> Work to be completed:
Without the pictures, return each record as it appears.

> Data in this exercise:
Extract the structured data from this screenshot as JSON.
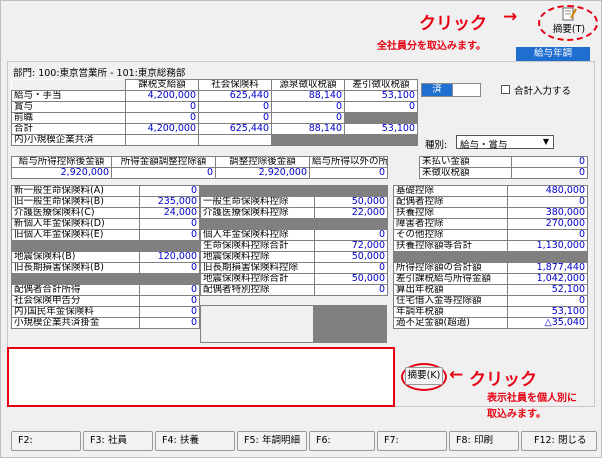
{
  "annotations": {
    "click_top": "クリック",
    "arrow_top": "→",
    "note_top": "全社員分を取込みます。",
    "click_bottom": "クリック",
    "arrow_bottom": "←",
    "note_bottom_1": "表示社員を個人別に",
    "note_bottom_2": "取込みます。"
  },
  "toolbar": {
    "summary_t": "摘要(T)",
    "kyuyo_nencho": "給与年調"
  },
  "department": "部門: 100:東京営業所 - 101:東京総務部",
  "top_table": {
    "headers": [
      "課税支給額",
      "社会保険料",
      "源泉徴収税額",
      "差引徴収税額"
    ],
    "rows": [
      {
        "label": "給与・手当",
        "values": [
          "4,200,000",
          "625,440",
          "88,140",
          "53,100"
        ]
      },
      {
        "label": "賞与",
        "values": [
          "0",
          "0",
          "0",
          "0"
        ]
      },
      {
        "label": "前職",
        "values": [
          "0",
          "0",
          "0",
          ""
        ]
      },
      {
        "label": "合計",
        "values": [
          "4,200,000",
          "625,440",
          "88,140",
          "53,100"
        ]
      },
      {
        "label": "内)小規模企業共済",
        "values": [
          "",
          "",
          "",
          ""
        ]
      }
    ]
  },
  "toggle": {
    "on": "済",
    "off": ""
  },
  "total_input_label": "合計入力する",
  "kind": {
    "label": "種別:",
    "value": "給与・賞与"
  },
  "deduction_table": {
    "headers": [
      "給与所得控除後金額",
      "所得金額調整控除額",
      "調整控除後金額",
      "給与所得以外の所得"
    ],
    "values": [
      "2,920,000",
      "0",
      "2,920,000",
      "0"
    ]
  },
  "unpaid": [
    {
      "label": "未払い金額",
      "value": "0"
    },
    {
      "label": "未徴収税額",
      "value": "0"
    }
  ],
  "left_col": [
    {
      "label": "新一般生命保険料(A)",
      "value": "0"
    },
    {
      "label": "旧一般生命保険料(B)",
      "value": "235,000"
    },
    {
      "label": "介護医療保険料(C)",
      "value": "24,000"
    },
    {
      "label": "新個人年金保険料(D)",
      "value": "0"
    },
    {
      "label": "旧個人年金保険料(E)",
      "value": "0"
    },
    {
      "label": "",
      "value": ""
    },
    {
      "label": "地震保険料(B)",
      "value": "120,000"
    },
    {
      "label": "旧長期損害保険料(B)",
      "value": "0"
    },
    {
      "label": "",
      "value": ""
    },
    {
      "label": "配偶者合計所得",
      "value": "0"
    },
    {
      "label": "社会保険申告分",
      "value": "0"
    },
    {
      "label": "内)国民年金保険料",
      "value": "0"
    },
    {
      "label": "小規模企業共済掛金",
      "value": "0"
    }
  ],
  "mid_col": [
    {
      "label": "",
      "value": ""
    },
    {
      "label": "一般生命保険料控除",
      "value": "50,000"
    },
    {
      "label": "介護医療保険料控除",
      "value": "22,000"
    },
    {
      "label": "",
      "value": ""
    },
    {
      "label": "個人年金保険料控除",
      "value": "0"
    },
    {
      "label": "生命保険料控除合計",
      "value": "72,000"
    },
    {
      "label": "地震保険料控除",
      "value": "50,000"
    },
    {
      "label": "旧長期損害保険料控除",
      "value": "0"
    },
    {
      "label": "地震保険料控除合計",
      "value": "50,000"
    },
    {
      "label": "配偶者特別控除",
      "value": "0"
    }
  ],
  "right_col": [
    {
      "label": "基礎控除",
      "value": "480,000"
    },
    {
      "label": "配偶者控除",
      "value": "0"
    },
    {
      "label": "扶養控除",
      "value": "380,000"
    },
    {
      "label": "障害者控除",
      "value": "270,000"
    },
    {
      "label": "その他控除",
      "value": "0"
    },
    {
      "label": "扶養控除額等合計",
      "value": "1,130,000"
    },
    {
      "label": "",
      "value": ""
    },
    {
      "label": "所得控除額の合計額",
      "value": "1,877,440"
    },
    {
      "label": "差引課税給与所得金額",
      "value": "1,042,000"
    },
    {
      "label": "算出年税額",
      "value": "52,100"
    },
    {
      "label": "住宅借入金等控除額",
      "value": "0"
    },
    {
      "label": "年調年税額",
      "value": "53,100"
    },
    {
      "label": "過不足金額(超過)",
      "value": "△35,040"
    }
  ],
  "summary_k": "摘要(K)",
  "fkeys": [
    {
      "key": "F2:",
      "label": ""
    },
    {
      "key": "F3:",
      "label": "社員"
    },
    {
      "key": "F4:",
      "label": "扶養"
    },
    {
      "key": "F5:",
      "label": "年調明細"
    },
    {
      "key": "F6:",
      "label": ""
    },
    {
      "key": "F7:",
      "label": ""
    },
    {
      "key": "F8:",
      "label": "印刷"
    },
    {
      "key": "F12:",
      "label": "閉じる"
    }
  ]
}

> The response:
Extract the structured data from this screenshot as JSON.
{
  "annotations": {
    "click_top": "クリック",
    "arrow_top": "→",
    "note_top": "全社員分を取込みます。",
    "click_bottom": "クリック",
    "arrow_bottom": "←",
    "note_bottom_1": "表示社員を個人別に",
    "note_bottom_2": "取込みます。"
  },
  "toolbar": {
    "summary_t": "摘要(T)",
    "kyuyo_nencho": "給与年調"
  },
  "department": "部門: 100:東京営業所 - 101:東京総務部",
  "top_table": {
    "headers": [
      "課税支給額",
      "社会保険料",
      "源泉徴収税額",
      "差引徴収税額"
    ],
    "rows": [
      {
        "label": "給与・手当",
        "values": [
          "4,200,000",
          "625,440",
          "88,140",
          "53,100"
        ]
      },
      {
        "label": "賞与",
        "values": [
          "0",
          "0",
          "0",
          "0"
        ]
      },
      {
        "label": "前職",
        "values": [
          "0",
          "0",
          "0",
          ""
        ]
      },
      {
        "label": "合計",
        "values": [
          "4,200,000",
          "625,440",
          "88,140",
          "53,100"
        ]
      },
      {
        "label": "内)小規模企業共済",
        "values": [
          "",
          "",
          "",
          ""
        ]
      }
    ]
  },
  "toggle": {
    "on": "済",
    "off": ""
  },
  "total_input_label": "合計入力する",
  "kind": {
    "label": "種別:",
    "value": "給与・賞与"
  },
  "deduction_table": {
    "headers": [
      "給与所得控除後金額",
      "所得金額調整控除額",
      "調整控除後金額",
      "給与所得以外の所得"
    ],
    "values": [
      "2,920,000",
      "0",
      "2,920,000",
      "0"
    ]
  },
  "unpaid": [
    {
      "label": "未払い金額",
      "value": "0"
    },
    {
      "label": "未徴収税額",
      "value": "0"
    }
  ],
  "left_col": [
    {
      "label": "新一般生命保険料(A)",
      "value": "0"
    },
    {
      "label": "旧一般生命保険料(B)",
      "value": "235,000"
    },
    {
      "label": "介護医療保険料(C)",
      "value": "24,000"
    },
    {
      "label": "新個人年金保険料(D)",
      "value": "0"
    },
    {
      "label": "旧個人年金保険料(E)",
      "value": "0"
    },
    {
      "label": "",
      "value": ""
    },
    {
      "label": "地震保険料(B)",
      "value": "120,000"
    },
    {
      "label": "旧長期損害保険料(B)",
      "value": "0"
    },
    {
      "label": "",
      "value": ""
    },
    {
      "label": "配偶者合計所得",
      "value": "0"
    },
    {
      "label": "社会保険申告分",
      "value": "0"
    },
    {
      "label": "内)国民年金保険料",
      "value": "0"
    },
    {
      "label": "小規模企業共済掛金",
      "value": "0"
    }
  ],
  "mid_col": [
    {
      "label": "",
      "value": ""
    },
    {
      "label": "一般生命保険料控除",
      "value": "50,000"
    },
    {
      "label": "介護医療保険料控除",
      "value": "22,000"
    },
    {
      "label": "",
      "value": ""
    },
    {
      "label": "個人年金保険料控除",
      "value": "0"
    },
    {
      "label": "生命保険料控除合計",
      "value": "72,000"
    },
    {
      "label": "地震保険料控除",
      "value": "50,000"
    },
    {
      "label": "旧長期損害保険料控除",
      "value": "0"
    },
    {
      "label": "地震保険料控除合計",
      "value": "50,000"
    },
    {
      "label": "配偶者特別控除",
      "value": "0"
    }
  ],
  "right_col": [
    {
      "label": "基礎控除",
      "value": "480,000"
    },
    {
      "label": "配偶者控除",
      "value": "0"
    },
    {
      "label": "扶養控除",
      "value": "380,000"
    },
    {
      "label": "障害者控除",
      "value": "270,000"
    },
    {
      "label": "その他控除",
      "value": "0"
    },
    {
      "label": "扶養控除額等合計",
      "value": "1,130,000"
    },
    {
      "label": "",
      "value": ""
    },
    {
      "label": "所得控除額の合計額",
      "value": "1,877,440"
    },
    {
      "label": "差引課税給与所得金額",
      "value": "1,042,000"
    },
    {
      "label": "算出年税額",
      "value": "52,100"
    },
    {
      "label": "住宅借入金等控除額",
      "value": "0"
    },
    {
      "label": "年調年税額",
      "value": "53,100"
    },
    {
      "label": "過不足金額(超過)",
      "value": "△35,040"
    }
  ],
  "summary_k": "摘要(K)",
  "fkeys": [
    {
      "key": "F2:",
      "label": ""
    },
    {
      "key": "F3:",
      "label": "社員"
    },
    {
      "key": "F4:",
      "label": "扶養"
    },
    {
      "key": "F5:",
      "label": "年調明細"
    },
    {
      "key": "F6:",
      "label": ""
    },
    {
      "key": "F7:",
      "label": ""
    },
    {
      "key": "F8:",
      "label": "印刷"
    },
    {
      "key": "F12:",
      "label": "閉じる"
    }
  ]
}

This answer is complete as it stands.